*What you need to do*: Everything in the listing should be restated word for word.

::: Entries supplied

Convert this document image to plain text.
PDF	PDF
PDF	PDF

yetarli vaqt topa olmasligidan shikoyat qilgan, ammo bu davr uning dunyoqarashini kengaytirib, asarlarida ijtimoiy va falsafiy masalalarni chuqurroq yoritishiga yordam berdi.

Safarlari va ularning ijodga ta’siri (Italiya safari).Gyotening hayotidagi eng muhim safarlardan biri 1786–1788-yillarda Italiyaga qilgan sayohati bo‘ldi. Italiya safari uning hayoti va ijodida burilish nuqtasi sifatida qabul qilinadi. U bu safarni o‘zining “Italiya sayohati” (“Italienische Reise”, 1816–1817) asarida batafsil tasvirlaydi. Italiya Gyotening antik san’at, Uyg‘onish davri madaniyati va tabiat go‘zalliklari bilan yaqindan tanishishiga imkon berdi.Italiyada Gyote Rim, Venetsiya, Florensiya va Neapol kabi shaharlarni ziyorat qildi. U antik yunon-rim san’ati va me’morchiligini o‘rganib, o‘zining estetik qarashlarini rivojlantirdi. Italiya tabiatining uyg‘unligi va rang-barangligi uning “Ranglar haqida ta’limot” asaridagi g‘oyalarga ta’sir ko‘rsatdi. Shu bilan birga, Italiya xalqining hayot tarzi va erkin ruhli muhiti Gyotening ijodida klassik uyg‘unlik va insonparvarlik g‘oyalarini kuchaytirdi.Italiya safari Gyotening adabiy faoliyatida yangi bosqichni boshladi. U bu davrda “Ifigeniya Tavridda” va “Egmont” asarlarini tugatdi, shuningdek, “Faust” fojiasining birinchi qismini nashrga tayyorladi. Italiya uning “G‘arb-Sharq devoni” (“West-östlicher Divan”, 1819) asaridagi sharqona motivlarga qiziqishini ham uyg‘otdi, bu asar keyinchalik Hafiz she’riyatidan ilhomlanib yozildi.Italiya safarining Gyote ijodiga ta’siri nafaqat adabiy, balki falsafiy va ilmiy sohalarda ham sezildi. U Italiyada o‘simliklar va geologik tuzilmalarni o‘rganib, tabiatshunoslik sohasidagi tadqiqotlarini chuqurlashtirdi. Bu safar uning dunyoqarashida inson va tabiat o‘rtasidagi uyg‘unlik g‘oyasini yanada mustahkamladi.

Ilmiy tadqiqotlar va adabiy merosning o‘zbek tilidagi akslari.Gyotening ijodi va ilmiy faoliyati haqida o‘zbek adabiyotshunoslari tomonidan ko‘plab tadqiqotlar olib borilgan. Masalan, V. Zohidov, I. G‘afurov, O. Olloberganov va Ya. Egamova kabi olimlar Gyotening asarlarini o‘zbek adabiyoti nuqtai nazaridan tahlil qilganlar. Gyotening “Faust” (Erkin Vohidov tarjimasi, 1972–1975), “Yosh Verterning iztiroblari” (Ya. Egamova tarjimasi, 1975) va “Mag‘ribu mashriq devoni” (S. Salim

::::::

*Answer to the exercise*:
Convert this document image to plain text.
PDF	PDF
PDF	PDF

yetarli vaqt topa olmasligidan shikoyat qilgan, ammo bu davr uning dunyoqarashini kengaytirib, asarlarida ijtimoiy va falsafiy masalalarni chuqurroq yoritishiga yordam berdi.

Safarlari va ularning ijodga ta’siri (Italiya safari).Gyotening hayotidagi eng muhim safarlardan biri 1786–1788-yillarda Italiyaga qilgan sayohati bo‘ldi. Italiya safari uning hayoti va ijodida burilish nuqtasi sifatida qabul qilinadi. U bu safarni o‘zining “Italiya sayohati” (“Italienische Reise”, 1816–1817) asarida batafsil tasvirlaydi. Italiya Gyotening antik san’at, Uyg‘onish davri madaniyati va tabiat go‘zalliklari bilan yaqindan tanishishiga imkon berdi.Italiyada Gyote Rim, Venetsiya, Florensiya va Neapol kabi shaharlarni ziyorat qildi. U antik yunon-rim san’ati va me’morchiligini o‘rganib, o‘zining estetik qarashlarini rivojlantirdi. Italiya tabiatining uyg‘unligi va rang-barangligi uning “Ranglar haqida ta’limot” asaridagi g‘oyalarga ta’sir ko‘rsatdi. Shu bilan birga, Italiya xalqining hayot tarzi va erkin ruhli muhiti Gyotening ijodida klassik uyg‘unlik va insonparvarlik g‘oyalarini kuchaytirdi.Italiya safari Gyotening adabiy faoliyatida yangi bosqichni boshladi. U bu davrda “Ifigeniya Tavridda” va “Egmont” asarlarini tugatdi, shuningdek, “Faust” fojiasining birinchi qismini nashrga tayyorladi. Italiya uning “G‘arb-Sharq devoni” (“West-östlicher Divan”, 1819) asaridagi sharqona motivlarga qiziqishini ham uyg‘otdi, bu asar keyinchalik Hafiz she’riyatidan ilhomlanib yozildi.Italiya safarining Gyote ijodiga ta’siri nafaqat adabiy, balki falsafiy va ilmiy sohalarda ham sezildi. U Italiyada o‘simliklar va geologik tuzilmalarni o‘rganib, tabiatshunoslik sohasidagi tadqiqotlarini chuqurlashtirdi. Bu safar uning dunyoqarashida inson va tabiat o‘rtasidagi uyg‘unlik g‘oyasini yanada mustahkamladi.

Ilmiy tadqiqotlar va adabiy merosning o‘zbek tilidagi akslari.Gyotening ijodi va ilmiy faoliyati haqida o‘zbek adabiyotshunoslari tomonidan ko‘plab tadqiqotlar olib borilgan. Masalan, V. Zohidov, I. G‘afurov, O. Olloberganov va Ya. Egamova kabi olimlar Gyotening asarlarini o‘zbek adabiyoti nuqtai nazaridan tahlil qilganlar. Gyotening “Faust” (Erkin Vohidov tarjimasi, 1972–1975), “Yosh Verterning iztiroblari” (Ya. Egamova tarjimasi, 1975) va “Mag‘ribu mashriq devoni” (S. Salim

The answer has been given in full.